Items from a dataset
- - -

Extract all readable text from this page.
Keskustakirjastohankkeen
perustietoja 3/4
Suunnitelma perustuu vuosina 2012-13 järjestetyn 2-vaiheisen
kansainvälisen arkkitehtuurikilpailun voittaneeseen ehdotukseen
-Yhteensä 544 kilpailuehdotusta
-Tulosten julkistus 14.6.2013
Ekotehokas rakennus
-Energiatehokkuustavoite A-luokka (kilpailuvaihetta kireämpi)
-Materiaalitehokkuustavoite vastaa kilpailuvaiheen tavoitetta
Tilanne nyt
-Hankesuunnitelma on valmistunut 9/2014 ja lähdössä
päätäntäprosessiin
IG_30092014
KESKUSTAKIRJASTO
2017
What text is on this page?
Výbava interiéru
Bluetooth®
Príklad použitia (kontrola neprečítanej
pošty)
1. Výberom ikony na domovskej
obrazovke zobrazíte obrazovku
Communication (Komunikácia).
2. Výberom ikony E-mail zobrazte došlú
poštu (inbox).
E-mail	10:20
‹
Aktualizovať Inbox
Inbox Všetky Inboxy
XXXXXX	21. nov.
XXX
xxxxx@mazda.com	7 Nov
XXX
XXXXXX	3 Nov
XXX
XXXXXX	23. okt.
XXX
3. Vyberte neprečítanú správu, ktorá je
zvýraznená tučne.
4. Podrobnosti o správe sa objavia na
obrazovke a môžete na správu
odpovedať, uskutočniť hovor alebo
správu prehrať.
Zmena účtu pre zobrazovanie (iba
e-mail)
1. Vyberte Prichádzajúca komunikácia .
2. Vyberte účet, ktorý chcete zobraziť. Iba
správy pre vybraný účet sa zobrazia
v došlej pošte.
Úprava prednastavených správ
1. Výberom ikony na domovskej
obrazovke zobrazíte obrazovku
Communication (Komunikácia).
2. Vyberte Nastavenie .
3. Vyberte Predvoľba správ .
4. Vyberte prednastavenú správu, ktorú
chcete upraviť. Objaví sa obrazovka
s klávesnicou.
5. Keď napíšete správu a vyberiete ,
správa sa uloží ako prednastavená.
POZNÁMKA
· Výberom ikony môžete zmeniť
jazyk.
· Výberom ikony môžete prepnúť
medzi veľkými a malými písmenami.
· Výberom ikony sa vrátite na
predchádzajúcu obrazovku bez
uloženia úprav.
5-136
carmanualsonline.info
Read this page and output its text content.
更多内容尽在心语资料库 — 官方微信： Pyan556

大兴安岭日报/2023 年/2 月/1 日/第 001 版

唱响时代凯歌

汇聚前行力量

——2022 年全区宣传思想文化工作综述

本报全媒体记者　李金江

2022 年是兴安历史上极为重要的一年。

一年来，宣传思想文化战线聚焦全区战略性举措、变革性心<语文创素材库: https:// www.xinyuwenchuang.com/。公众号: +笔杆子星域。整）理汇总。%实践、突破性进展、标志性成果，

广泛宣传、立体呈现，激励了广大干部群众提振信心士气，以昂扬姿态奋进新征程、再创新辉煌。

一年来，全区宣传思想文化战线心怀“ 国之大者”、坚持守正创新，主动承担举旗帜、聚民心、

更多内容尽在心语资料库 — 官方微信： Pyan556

- - -

STATED GOAL:
In the listing, find each line with the string "Vyberte" and copy it.

EXERCISE RESPONSE:
3. Vyberte neprečítanú správu, ktorá je
1. Vyberte Prichádzajúca komunikácia .
2. Vyberte účet, ktorý chcete zobraziť. Iba
2. Vyberte Nastavenie .
3. Vyberte Predvoľba správ .
4. Vyberte prednastavenú správu, ktorú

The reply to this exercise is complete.